━━━ Exercise materials

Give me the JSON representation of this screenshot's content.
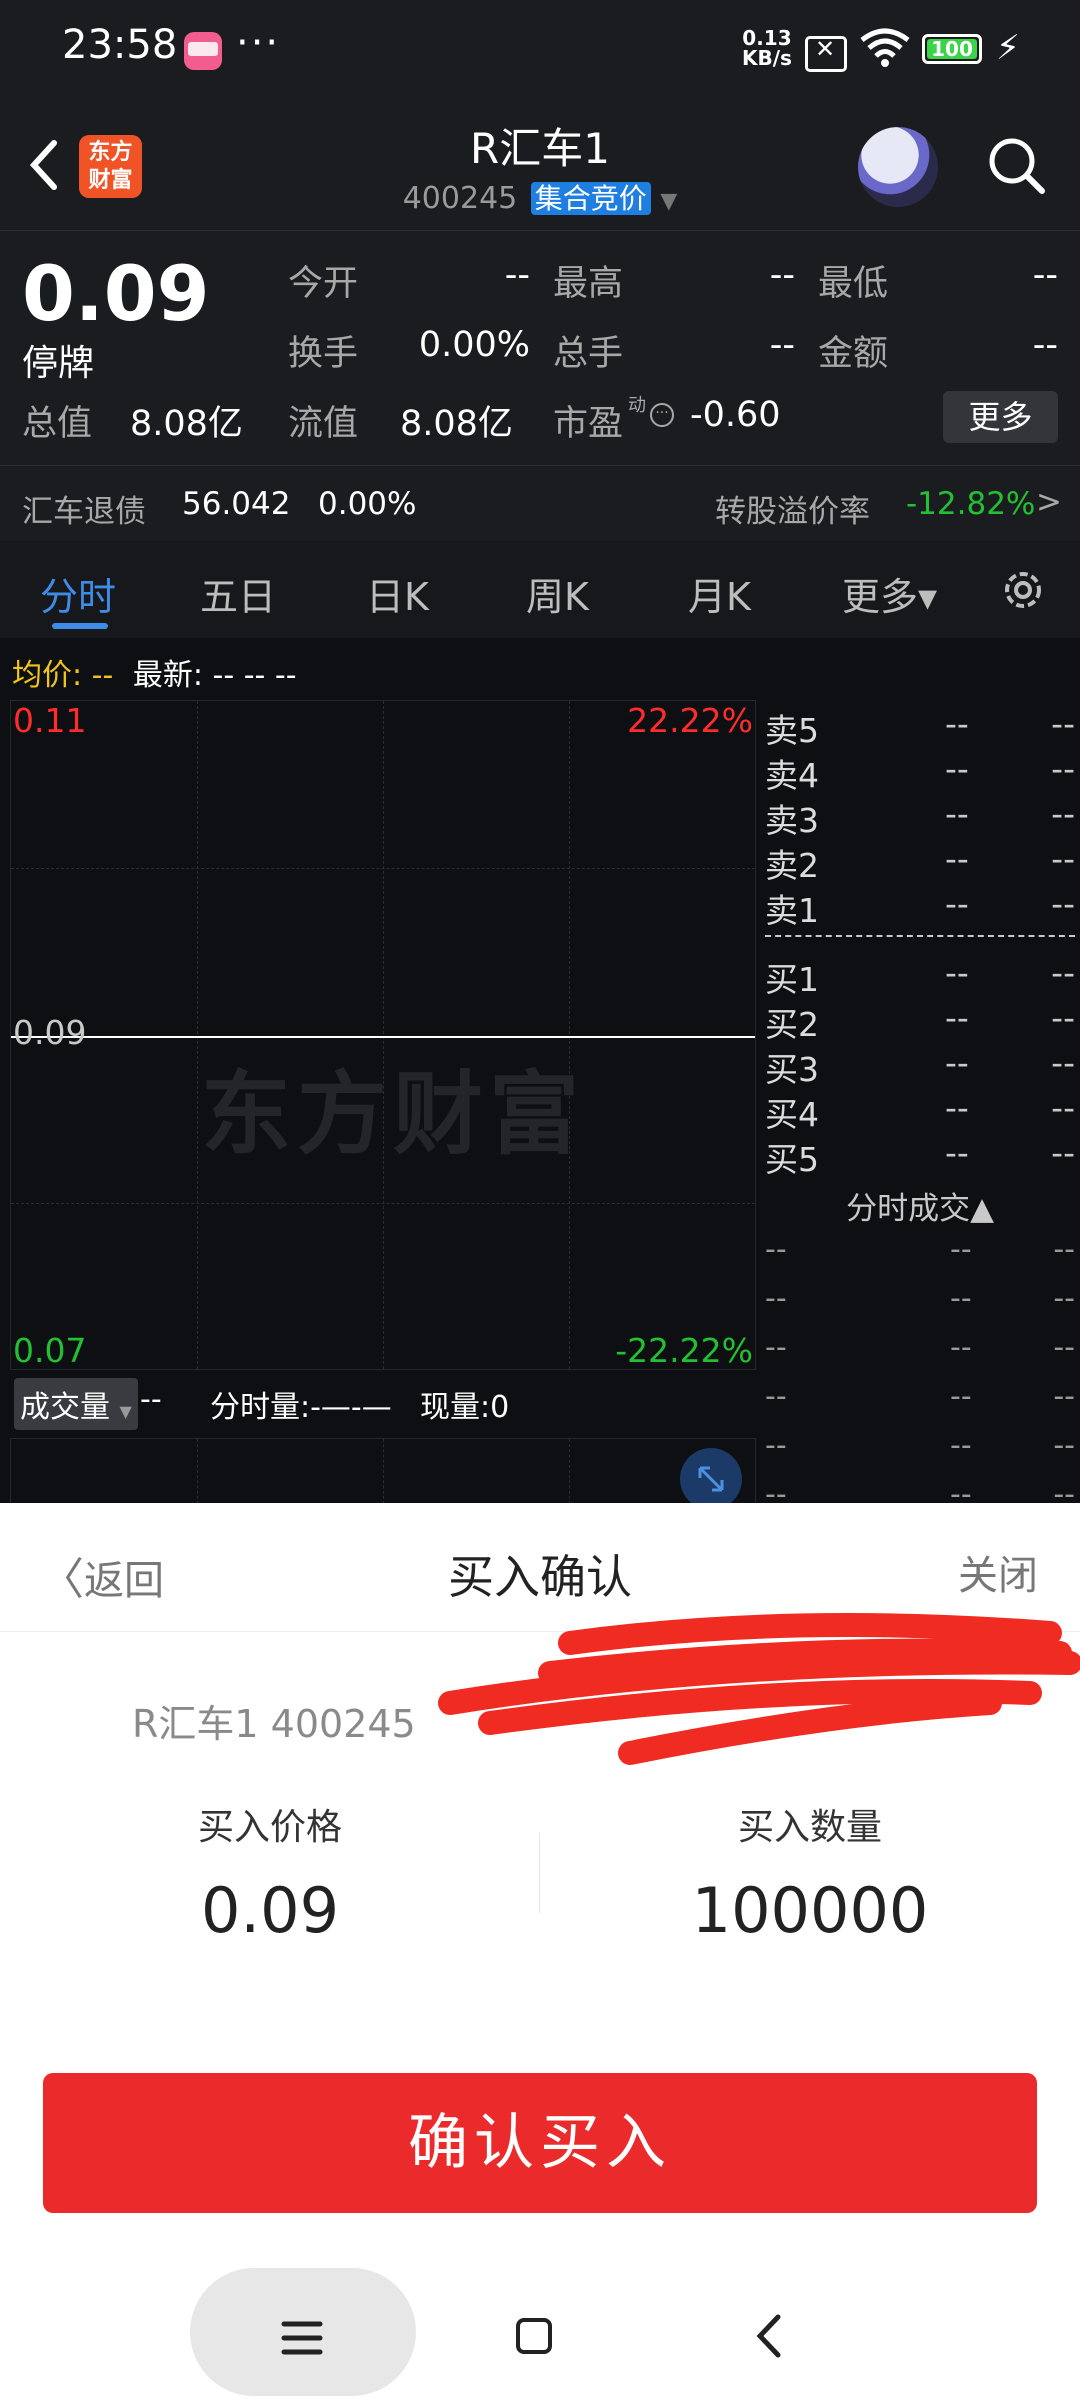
{
  "status_bar": {
    "time": "23:58",
    "notification_dots": "···",
    "net_speed_value": "0.13",
    "net_speed_unit": "KB/s",
    "battery": "100"
  },
  "header": {
    "logo_text": "东方财富",
    "title": "R汇车1",
    "code": "400245",
    "auction_tag": "集合竞价"
  },
  "quote": {
    "price": "0.09",
    "status": "停牌",
    "rows": [
      [
        {
          "label": "今开",
          "value": "--"
        },
        {
          "label": "最高",
          "value": "--"
        },
        {
          "label": "最低",
          "value": "--"
        }
      ],
      [
        {
          "label": "换手",
          "value": "0.00%"
        },
        {
          "label": "总手",
          "value": "--"
        },
        {
          "label": "金额",
          "value": "--"
        }
      ]
    ],
    "total_value_label": "总值",
    "total_value": "8.08亿",
    "float_value_label": "流值",
    "float_value": "8.08亿",
    "pe_label": "市盈",
    "pe_superscript": "动",
    "pe_value": "-0.60",
    "more_button": "更多"
  },
  "bond_row": {
    "name": "汇车退债",
    "price": "56.042",
    "change": "0.00%",
    "premium_label": "转股溢价率",
    "premium_value": "-12.82%",
    "arrow": ">"
  },
  "tabs": [
    {
      "label": "分时",
      "active": true
    },
    {
      "label": "五日",
      "active": false
    },
    {
      "label": "日K",
      "active": false
    },
    {
      "label": "周K",
      "active": false
    },
    {
      "label": "月K",
      "active": false
    },
    {
      "label": "更多▾",
      "active": false
    }
  ],
  "chart": {
    "avg_label": "均价:",
    "avg_value": "--",
    "latest_label": "最新:",
    "latest_values": "--  --  --",
    "top_price": "0.11",
    "top_pct": "22.22%",
    "mid_price": "0.09",
    "bottom_price": "0.07",
    "bottom_pct": "-22.22%",
    "watermark": "东方财富",
    "volume_dropdown": "成交量",
    "volume_value": "--",
    "minute_volume": "分时量:-—-—",
    "current_volume": "现量:0"
  },
  "order_book": {
    "sell": [
      {
        "name": "卖5",
        "price": "--",
        "vol": "--"
      },
      {
        "name": "卖4",
        "price": "--",
        "vol": "--"
      },
      {
        "name": "卖3",
        "price": "--",
        "vol": "--"
      },
      {
        "name": "卖2",
        "price": "--",
        "vol": "--"
      },
      {
        "name": "卖1",
        "price": "--",
        "vol": "--"
      }
    ],
    "buy": [
      {
        "name": "买1",
        "price": "--",
        "vol": "--"
      },
      {
        "name": "买2",
        "price": "--",
        "vol": "--"
      },
      {
        "name": "买3",
        "price": "--",
        "vol": "--"
      },
      {
        "name": "买4",
        "price": "--",
        "vol": "--"
      },
      {
        "name": "买5",
        "price": "--",
        "vol": "--"
      }
    ],
    "ticks_header": "分时成交▲",
    "ticks": [
      [
        "--",
        "--",
        "--"
      ],
      [
        "--",
        "--",
        "--"
      ],
      [
        "--",
        "--",
        "--"
      ],
      [
        "--",
        "--",
        "--"
      ],
      [
        "--",
        "--",
        "--"
      ],
      [
        "--",
        "--",
        "--"
      ]
    ]
  },
  "modal": {
    "back_label": "返回",
    "title": "买入确认",
    "close_label": "关闭",
    "stock": "R汇车1 400245",
    "price_label": "买入价格",
    "price_value": "0.09",
    "qty_label": "买入数量",
    "qty_value": "100000",
    "confirm_button": "确认买入"
  }
}
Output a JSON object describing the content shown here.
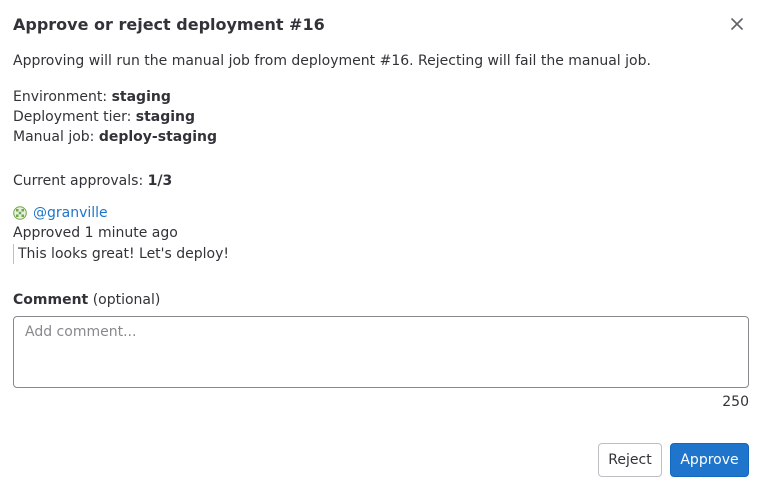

━━━━━━

Instructions to follow — Return the material exactly as given, apart from the pictures.

Reply to the exercise —
Give me the JSON representation of this screenshot's content.
{
  "status_bar": {
    "time": "23:58",
    "notification_dots": "···",
    "net_speed_value": "0.13",
    "net_speed_unit": "KB/s",
    "battery": "100"
  },
  "header": {
    "logo_text": "东方财富",
    "title": "R汇车1",
    "code": "400245",
    "auction_tag": "集合竞价"
  },
  "quote": {
    "price": "0.09",
    "status": "停牌",
    "rows": [
      [
        {
          "label": "今开",
          "value": "--"
        },
        {
          "label": "最高",
          "value": "--"
        },
        {
          "label": "最低",
          "value": "--"
        }
      ],
      [
        {
          "label": "换手",
          "value": "0.00%"
        },
        {
          "label": "总手",
          "value": "--"
        },
        {
          "label": "金额",
          "value": "--"
        }
      ]
    ],
    "total_value_label": "总值",
    "total_value": "8.08亿",
    "float_value_label": "流值",
    "float_value": "8.08亿",
    "pe_label": "市盈",
    "pe_superscript": "动",
    "pe_value": "-0.60",
    "more_button": "更多"
  },
  "bond_row": {
    "name": "汇车退债",
    "price": "56.042",
    "change": "0.00%",
    "premium_label": "转股溢价率",
    "premium_value": "-12.82%",
    "arrow": ">"
  },
  "tabs": [
    {
      "label": "分时",
      "active": true
    },
    {
      "label": "五日",
      "active": false
    },
    {
      "label": "日K",
      "active": false
    },
    {
      "label": "周K",
      "active": false
    },
    {
      "label": "月K",
      "active": false
    },
    {
      "label": "更多▾",
      "active": false
    }
  ],
  "chart": {
    "avg_label": "均价:",
    "avg_value": "--",
    "latest_label": "最新:",
    "latest_values": "--  --  --",
    "top_price": "0.11",
    "top_pct": "22.22%",
    "mid_price": "0.09",
    "bottom_price": "0.07",
    "bottom_pct": "-22.22%",
    "watermark": "东方财富",
    "volume_dropdown": "成交量",
    "volume_value": "--",
    "minute_volume": "分时量:-—-—",
    "current_volume": "现量:0"
  },
  "order_book": {
    "sell": [
      {
        "name": "卖5",
        "price": "--",
        "vol": "--"
      },
      {
        "name": "卖4",
        "price": "--",
        "vol": "--"
      },
      {
        "name": "卖3",
        "price": "--",
        "vol": "--"
      },
      {
        "name": "卖2",
        "price": "--",
        "vol": "--"
      },
      {
        "name": "卖1",
        "price": "--",
        "vol": "--"
      }
    ],
    "buy": [
      {
        "name": "买1",
        "price": "--",
        "vol": "--"
      },
      {
        "name": "买2",
        "price": "--",
        "vol": "--"
      },
      {
        "name": "买3",
        "price": "--",
        "vol": "--"
      },
      {
        "name": "买4",
        "price": "--",
        "vol": "--"
      },
      {
        "name": "买5",
        "price": "--",
        "vol": "--"
      }
    ],
    "ticks_header": "分时成交▲",
    "ticks": [
      [
        "--",
        "--",
        "--"
      ],
      [
        "--",
        "--",
        "--"
      ],
      [
        "--",
        "--",
        "--"
      ],
      [
        "--",
        "--",
        "--"
      ],
      [
        "--",
        "--",
        "--"
      ],
      [
        "--",
        "--",
        "--"
      ]
    ]
  },
  "modal": {
    "back_label": "返回",
    "title": "买入确认",
    "close_label": "关闭",
    "stock": "R汇车1 400245",
    "price_label": "买入价格",
    "price_value": "0.09",
    "qty_label": "买入数量",
    "qty_value": "100000",
    "confirm_button": "确认买入"
  }
}
Output a JSON object describing the content shown here.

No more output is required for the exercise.